Stored dataset items:
====
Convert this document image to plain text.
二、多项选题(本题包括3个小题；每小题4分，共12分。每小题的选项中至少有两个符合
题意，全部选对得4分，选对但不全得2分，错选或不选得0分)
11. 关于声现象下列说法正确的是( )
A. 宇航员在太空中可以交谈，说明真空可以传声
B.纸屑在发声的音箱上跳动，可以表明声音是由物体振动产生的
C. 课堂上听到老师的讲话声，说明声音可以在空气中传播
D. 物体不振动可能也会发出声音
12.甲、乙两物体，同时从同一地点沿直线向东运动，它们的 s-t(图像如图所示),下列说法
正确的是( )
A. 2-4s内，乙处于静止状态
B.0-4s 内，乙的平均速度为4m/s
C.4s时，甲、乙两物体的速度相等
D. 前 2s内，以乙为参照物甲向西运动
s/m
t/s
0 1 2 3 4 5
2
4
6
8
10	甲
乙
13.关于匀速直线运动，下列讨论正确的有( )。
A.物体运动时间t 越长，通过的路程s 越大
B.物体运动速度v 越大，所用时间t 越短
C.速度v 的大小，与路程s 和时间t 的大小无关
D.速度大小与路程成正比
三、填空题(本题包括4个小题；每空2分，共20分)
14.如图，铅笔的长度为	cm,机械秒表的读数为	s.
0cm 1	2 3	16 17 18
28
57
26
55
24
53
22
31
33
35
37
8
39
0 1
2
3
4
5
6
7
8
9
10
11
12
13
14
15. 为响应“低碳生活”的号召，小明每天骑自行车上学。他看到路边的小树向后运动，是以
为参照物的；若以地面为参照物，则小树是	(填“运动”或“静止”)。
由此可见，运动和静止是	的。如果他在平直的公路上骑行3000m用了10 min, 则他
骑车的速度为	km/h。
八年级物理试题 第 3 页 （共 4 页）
====
Output the whole listing above again, word for word.

Convert this document image to plain text.
二、多项选题(本题包括3个小题；每小题4分，共12分。每小题的选项中至少有两个符合
题意，全部选对得4分，选对但不全得2分，错选或不选得0分)
11. 关于声现象下列说法正确的是( )
A. 宇航员在太空中可以交谈，说明真空可以传声
B.纸屑在发声的音箱上跳动，可以表明声音是由物体振动产生的
C. 课堂上听到老师的讲话声，说明声音可以在空气中传播
D. 物体不振动可能也会发出声音
12.甲、乙两物体，同时从同一地点沿直线向东运动，它们的 s-t(图像如图所示),下列说法
正确的是( )
A. 2-4s内，乙处于静止状态
B.0-4s 内，乙的平均速度为4m/s
C.4s时，甲、乙两物体的速度相等
D. 前 2s内，以乙为参照物甲向西运动
s/m
t/s
0 1 2 3 4 5
2
4
6
8
10	甲
乙
13.关于匀速直线运动，下列讨论正确的有( )。
A.物体运动时间t 越长，通过的路程s 越大
B.物体运动速度v 越大，所用时间t 越短
C.速度v 的大小，与路程s 和时间t 的大小无关
D.速度大小与路程成正比
三、填空题(本题包括4个小题；每空2分，共20分)
14.如图，铅笔的长度为	cm,机械秒表的读数为	s.
0cm 1	2 3	16 17 18
28
57
26
55
24
53
22
31
33
35
37
8
39
0 1
2
3
4
5
6
7
8
9
10
11
12
13
14
15. 为响应“低碳生活”的号召，小明每天骑自行车上学。他看到路边的小树向后运动，是以
为参照物的；若以地面为参照物，则小树是	(填“运动”或“静止”)。
由此可见，运动和静止是	的。如果他在平直的公路上骑行3000m用了10 min, 则他
骑车的速度为	km/h。
八年级物理试题 第 3 页 （共 4 页）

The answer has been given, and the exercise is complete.